- PROBLEMS -
A. In the infrared focusing thread, which filter does one poster say they can see and focus through on their Nikon SLRs?
B. Rewrite the passage of the infrared focusing thread from "I dont know" up to and including "more error prone.", renaming "DOF" as "depth of field".

If possible I would like to ask about IR when focusing 120 RF on a 4x5 camera [type kardan]
I will focus on ground glass what I see as normal say 5meters then would I move the lens to 5,60 meters ???? is there a %ratio on distance or just flat rate movement?
if some one has any trials ?????

thank you

I dont know the answer and will be interesting to know what others do.
I guess you will have to make sure your DOF is large enough to accommodate the change in focus with IR.
For large format I suppose this means wide angle lenses stopped down, and if tilts / swings are applied it will be more error prone.
With a lot of light I am able to see and focus thru the RG715 filter on my Nikon SLRs, but I doubt one should be able to see / focus thru such a filter on a large format camera.
BTW, youtube blogger Mat Marrash has recently released a video on shooting LF near IR film. And there he just guesses the adjustment he needs to compensate for the focus shift.
 
If possible I would like to ask about IR when focusing 120 RF on a 4x5 camera [type kardan]
I will focus on ground glass what I see as normal say 5meters then would I move the lens to 5,60 meters ???? is there a %ratio on distance or just flat rate movement?
if some one has any trials ?????

thank you
If you can get your hands on a camera lens of the same/similar focal length as the lens on your 4x5 camera, and that lens has an IR mark, you could transfer the information from that lens' scales.
You could make up a table based on a selection of settings from the medium format lens and carry it with you.
 
Why not look at the DoF once you focus but before shifting the focus? I always liked the red line on Takumar lenses. That approach would work with those lenses.
 
If you can get your hands on a camera lens of the same/similar focal length as the lens on your 4x5 camera, and that lens has an IR mark, you could transfer the information from that lens' scales.

- EXTRACTED DATA -

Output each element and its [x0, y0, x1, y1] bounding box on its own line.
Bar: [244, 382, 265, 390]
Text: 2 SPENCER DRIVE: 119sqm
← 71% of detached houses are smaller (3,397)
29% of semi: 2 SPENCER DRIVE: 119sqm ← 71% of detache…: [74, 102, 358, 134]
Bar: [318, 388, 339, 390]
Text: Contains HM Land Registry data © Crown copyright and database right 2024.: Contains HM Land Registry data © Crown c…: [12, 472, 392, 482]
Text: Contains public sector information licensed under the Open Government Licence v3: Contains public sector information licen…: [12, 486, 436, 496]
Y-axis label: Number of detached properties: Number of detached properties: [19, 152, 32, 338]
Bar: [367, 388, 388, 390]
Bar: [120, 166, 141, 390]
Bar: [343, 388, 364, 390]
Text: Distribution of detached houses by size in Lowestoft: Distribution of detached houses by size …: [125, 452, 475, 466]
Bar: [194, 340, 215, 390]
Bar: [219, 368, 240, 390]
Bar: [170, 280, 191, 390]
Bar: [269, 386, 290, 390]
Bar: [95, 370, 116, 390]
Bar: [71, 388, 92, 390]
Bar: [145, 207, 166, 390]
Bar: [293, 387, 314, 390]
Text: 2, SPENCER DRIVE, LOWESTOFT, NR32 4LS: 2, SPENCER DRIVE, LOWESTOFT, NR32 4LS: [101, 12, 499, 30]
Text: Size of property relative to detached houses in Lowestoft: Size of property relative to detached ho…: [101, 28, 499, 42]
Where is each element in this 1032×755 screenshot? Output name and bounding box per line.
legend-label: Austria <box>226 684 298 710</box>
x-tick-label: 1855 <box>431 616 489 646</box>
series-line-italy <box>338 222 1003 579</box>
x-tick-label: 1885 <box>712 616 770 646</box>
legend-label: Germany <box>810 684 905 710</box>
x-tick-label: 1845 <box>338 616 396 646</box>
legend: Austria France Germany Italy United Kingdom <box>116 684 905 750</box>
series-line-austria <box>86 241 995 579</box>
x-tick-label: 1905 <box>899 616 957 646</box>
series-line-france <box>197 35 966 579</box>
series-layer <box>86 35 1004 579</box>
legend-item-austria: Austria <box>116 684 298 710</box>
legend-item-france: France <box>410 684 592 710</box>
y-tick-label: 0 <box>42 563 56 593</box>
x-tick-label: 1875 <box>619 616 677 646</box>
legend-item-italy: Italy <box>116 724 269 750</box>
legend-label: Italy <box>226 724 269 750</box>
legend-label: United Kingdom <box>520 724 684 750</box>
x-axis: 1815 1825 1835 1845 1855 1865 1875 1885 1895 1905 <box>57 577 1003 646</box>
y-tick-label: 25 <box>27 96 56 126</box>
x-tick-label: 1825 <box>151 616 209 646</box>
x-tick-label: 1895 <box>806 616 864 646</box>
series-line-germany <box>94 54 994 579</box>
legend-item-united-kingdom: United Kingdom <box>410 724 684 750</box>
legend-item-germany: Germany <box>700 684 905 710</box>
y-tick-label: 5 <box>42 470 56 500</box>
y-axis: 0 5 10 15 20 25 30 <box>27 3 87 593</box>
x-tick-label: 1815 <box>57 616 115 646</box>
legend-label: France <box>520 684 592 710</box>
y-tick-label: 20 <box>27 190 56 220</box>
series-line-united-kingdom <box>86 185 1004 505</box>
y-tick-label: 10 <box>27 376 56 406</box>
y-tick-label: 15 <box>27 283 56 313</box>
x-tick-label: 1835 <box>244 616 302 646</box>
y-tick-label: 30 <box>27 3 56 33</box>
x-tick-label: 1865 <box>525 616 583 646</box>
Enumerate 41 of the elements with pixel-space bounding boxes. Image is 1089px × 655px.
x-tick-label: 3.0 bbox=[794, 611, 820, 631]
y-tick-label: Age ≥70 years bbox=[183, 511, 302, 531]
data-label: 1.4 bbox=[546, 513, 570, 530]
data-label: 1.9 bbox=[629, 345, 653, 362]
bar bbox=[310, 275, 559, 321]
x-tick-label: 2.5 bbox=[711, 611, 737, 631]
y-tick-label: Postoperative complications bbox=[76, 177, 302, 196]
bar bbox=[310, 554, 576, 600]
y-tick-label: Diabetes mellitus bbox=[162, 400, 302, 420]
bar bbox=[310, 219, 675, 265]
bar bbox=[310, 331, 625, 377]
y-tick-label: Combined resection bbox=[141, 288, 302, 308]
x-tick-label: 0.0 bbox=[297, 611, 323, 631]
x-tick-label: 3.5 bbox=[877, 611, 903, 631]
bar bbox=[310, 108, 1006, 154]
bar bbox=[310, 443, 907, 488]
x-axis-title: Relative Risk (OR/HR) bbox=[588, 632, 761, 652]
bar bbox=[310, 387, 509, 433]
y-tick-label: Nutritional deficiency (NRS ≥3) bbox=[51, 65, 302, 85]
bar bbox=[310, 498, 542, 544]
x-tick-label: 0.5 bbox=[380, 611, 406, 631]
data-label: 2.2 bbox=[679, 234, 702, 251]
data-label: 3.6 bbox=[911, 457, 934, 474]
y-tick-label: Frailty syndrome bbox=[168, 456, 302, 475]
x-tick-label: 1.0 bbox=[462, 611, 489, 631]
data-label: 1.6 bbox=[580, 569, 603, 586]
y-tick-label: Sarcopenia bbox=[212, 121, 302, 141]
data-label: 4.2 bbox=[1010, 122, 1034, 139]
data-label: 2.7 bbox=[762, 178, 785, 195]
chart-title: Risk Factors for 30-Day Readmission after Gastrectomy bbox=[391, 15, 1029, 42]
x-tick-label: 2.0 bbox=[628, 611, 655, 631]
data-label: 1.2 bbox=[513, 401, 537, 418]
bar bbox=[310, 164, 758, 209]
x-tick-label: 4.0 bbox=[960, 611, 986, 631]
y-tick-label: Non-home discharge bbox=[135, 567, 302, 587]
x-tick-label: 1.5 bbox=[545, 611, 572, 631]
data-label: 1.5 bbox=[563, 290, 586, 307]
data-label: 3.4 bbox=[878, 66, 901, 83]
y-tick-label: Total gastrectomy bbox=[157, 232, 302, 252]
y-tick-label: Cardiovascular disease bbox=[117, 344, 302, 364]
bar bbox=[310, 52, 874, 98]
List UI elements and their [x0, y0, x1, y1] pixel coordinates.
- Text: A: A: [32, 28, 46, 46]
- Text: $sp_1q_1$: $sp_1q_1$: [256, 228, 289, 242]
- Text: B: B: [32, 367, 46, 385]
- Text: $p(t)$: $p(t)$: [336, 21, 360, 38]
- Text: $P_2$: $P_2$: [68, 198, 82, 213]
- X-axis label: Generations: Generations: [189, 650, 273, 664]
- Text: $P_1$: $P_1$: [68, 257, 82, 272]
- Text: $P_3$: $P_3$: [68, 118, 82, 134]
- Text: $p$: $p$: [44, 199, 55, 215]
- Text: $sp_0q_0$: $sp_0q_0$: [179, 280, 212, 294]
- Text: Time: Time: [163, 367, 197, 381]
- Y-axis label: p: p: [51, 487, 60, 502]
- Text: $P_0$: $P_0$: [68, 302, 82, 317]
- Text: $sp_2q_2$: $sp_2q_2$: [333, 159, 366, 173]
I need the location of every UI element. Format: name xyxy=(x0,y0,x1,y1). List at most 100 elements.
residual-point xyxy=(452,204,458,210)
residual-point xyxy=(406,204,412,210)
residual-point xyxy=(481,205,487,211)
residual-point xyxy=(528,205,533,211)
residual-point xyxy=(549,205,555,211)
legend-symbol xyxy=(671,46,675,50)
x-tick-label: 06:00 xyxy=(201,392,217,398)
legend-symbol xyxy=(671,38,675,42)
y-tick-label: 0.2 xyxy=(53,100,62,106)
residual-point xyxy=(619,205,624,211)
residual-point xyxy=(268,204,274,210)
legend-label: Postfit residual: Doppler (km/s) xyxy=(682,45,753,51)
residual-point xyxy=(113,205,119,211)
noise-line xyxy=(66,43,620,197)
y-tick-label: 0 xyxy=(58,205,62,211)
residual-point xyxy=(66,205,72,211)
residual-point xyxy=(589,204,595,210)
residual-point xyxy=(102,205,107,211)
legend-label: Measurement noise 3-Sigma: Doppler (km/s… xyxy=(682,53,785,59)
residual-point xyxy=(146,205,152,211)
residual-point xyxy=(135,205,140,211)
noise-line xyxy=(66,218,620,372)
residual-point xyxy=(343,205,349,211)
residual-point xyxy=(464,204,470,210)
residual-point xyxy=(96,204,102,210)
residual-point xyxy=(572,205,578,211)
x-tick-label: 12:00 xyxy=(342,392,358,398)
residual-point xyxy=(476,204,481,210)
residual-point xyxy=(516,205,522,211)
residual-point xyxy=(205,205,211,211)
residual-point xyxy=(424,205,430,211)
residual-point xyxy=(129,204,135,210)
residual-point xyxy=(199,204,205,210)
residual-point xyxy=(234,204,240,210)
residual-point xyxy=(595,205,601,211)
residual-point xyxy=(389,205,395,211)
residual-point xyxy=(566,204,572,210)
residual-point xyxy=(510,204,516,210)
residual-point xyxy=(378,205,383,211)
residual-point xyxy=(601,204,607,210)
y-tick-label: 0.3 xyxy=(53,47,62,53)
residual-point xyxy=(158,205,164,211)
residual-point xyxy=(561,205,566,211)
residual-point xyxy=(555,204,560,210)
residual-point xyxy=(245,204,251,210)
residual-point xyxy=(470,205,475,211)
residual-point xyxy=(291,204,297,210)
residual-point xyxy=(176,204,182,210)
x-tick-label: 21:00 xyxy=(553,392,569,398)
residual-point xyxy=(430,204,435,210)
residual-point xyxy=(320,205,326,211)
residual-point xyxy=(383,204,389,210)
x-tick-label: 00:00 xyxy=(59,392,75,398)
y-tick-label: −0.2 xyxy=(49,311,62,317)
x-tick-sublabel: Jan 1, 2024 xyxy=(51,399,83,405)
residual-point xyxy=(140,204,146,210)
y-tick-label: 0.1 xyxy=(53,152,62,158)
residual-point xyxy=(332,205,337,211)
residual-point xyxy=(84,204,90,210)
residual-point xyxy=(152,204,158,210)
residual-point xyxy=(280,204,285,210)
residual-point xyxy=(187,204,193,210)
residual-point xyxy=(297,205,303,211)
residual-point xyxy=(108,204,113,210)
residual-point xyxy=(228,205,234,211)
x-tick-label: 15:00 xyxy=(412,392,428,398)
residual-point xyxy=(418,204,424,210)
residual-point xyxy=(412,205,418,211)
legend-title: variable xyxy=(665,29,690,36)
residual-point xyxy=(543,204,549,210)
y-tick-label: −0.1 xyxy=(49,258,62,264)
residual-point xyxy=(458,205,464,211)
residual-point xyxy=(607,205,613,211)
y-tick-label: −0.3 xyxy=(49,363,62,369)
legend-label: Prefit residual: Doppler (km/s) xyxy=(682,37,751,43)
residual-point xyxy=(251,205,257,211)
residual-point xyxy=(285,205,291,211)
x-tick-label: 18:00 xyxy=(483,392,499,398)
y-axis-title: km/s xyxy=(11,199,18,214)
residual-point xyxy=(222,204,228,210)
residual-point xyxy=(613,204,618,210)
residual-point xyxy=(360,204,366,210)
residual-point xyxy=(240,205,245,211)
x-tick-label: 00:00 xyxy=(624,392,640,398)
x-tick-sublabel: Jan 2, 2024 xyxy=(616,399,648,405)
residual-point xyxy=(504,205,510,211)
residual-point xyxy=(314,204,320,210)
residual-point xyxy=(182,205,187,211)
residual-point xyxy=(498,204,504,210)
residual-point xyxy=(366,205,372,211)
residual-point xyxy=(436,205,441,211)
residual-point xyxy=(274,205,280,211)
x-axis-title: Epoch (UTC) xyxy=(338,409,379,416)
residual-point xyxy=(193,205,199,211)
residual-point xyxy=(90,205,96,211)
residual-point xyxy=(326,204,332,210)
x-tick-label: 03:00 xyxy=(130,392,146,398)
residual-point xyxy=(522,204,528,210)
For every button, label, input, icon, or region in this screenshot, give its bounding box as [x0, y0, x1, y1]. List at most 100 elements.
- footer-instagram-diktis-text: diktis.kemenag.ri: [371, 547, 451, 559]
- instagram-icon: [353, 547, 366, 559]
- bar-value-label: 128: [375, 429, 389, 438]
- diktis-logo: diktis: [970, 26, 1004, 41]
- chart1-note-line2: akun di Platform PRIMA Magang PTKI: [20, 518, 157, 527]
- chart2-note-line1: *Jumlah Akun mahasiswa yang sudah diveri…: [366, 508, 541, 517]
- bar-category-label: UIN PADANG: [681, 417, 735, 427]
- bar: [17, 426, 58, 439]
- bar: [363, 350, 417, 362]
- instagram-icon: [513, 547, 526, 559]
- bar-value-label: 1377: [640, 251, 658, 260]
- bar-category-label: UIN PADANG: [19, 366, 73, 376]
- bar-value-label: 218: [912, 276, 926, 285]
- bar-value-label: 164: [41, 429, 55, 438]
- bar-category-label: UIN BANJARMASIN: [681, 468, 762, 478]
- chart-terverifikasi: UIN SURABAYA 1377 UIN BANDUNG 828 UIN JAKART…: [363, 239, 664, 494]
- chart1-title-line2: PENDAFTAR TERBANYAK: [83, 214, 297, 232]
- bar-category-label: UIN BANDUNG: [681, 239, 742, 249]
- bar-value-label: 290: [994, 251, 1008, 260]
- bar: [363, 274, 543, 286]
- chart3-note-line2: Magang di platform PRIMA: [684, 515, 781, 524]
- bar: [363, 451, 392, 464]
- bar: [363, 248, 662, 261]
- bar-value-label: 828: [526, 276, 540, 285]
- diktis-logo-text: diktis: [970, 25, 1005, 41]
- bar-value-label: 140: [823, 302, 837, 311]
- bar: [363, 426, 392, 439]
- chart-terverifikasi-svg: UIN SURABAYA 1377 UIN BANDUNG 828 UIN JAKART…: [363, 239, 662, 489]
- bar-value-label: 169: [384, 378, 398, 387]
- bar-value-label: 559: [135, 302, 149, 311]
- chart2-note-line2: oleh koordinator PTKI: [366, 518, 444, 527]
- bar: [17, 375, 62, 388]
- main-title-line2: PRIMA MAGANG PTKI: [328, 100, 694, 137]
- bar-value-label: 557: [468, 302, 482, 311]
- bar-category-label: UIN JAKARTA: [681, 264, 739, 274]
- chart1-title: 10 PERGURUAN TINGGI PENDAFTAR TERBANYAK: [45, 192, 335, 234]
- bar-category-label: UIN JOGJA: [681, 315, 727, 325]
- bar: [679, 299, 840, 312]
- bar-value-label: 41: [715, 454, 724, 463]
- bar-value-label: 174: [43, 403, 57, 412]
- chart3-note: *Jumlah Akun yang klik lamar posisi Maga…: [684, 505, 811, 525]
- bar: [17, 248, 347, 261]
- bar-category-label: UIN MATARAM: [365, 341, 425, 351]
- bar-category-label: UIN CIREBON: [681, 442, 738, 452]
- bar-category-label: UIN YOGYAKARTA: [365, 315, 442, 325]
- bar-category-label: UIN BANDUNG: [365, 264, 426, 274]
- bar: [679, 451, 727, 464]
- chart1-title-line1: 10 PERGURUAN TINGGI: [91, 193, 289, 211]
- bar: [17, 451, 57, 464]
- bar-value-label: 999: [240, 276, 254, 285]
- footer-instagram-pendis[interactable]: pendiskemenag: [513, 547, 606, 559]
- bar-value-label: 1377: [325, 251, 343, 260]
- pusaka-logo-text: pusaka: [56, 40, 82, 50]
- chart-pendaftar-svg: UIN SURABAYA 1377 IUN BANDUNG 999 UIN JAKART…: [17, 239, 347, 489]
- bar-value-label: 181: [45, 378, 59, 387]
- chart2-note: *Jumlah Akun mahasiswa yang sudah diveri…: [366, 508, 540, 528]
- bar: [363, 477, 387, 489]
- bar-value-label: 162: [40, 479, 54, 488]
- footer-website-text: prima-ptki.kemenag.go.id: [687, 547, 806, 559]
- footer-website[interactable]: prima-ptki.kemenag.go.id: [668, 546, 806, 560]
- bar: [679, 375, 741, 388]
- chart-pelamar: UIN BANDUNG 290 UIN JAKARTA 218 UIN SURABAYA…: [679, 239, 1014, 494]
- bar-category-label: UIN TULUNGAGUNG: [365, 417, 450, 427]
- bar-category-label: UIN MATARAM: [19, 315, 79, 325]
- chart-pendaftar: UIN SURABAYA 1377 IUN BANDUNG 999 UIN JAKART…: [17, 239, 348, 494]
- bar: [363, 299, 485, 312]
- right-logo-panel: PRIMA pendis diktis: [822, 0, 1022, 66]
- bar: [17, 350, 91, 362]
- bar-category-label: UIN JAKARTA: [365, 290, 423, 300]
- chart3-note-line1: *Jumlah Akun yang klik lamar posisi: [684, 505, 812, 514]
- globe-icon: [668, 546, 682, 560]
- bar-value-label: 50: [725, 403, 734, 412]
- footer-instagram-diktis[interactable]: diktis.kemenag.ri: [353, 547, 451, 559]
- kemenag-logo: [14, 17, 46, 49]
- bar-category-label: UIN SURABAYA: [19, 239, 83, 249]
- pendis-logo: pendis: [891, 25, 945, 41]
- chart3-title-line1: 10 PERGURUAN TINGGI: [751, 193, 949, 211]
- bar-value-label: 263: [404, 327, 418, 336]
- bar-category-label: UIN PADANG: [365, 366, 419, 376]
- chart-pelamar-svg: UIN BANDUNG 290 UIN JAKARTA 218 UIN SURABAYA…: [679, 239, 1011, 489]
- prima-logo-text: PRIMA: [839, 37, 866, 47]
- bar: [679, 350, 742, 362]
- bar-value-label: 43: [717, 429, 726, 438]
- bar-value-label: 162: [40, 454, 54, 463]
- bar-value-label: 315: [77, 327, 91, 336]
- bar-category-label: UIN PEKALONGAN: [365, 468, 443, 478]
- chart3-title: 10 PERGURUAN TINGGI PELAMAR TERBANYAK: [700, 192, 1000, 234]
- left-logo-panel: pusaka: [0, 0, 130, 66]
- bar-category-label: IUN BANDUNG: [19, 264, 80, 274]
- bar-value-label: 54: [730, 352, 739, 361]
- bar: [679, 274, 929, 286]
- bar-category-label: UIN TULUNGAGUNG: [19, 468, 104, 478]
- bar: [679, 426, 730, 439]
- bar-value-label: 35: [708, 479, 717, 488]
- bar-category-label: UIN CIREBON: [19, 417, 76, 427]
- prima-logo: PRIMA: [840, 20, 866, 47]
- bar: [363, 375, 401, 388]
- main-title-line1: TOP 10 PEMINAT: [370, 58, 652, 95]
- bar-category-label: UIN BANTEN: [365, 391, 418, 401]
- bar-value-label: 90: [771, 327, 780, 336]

- ANSWERS BY TASK -
A. The RG715 filter.

B.
I dont know the answer and will be interesting to know what others do.
I guess you will have to make sure your depth of field is large enough to accommodate the change in focus with IR.
For large format I suppose this means wide angle lenses stopped down, and if tilts / swings are applied it will be more error prone.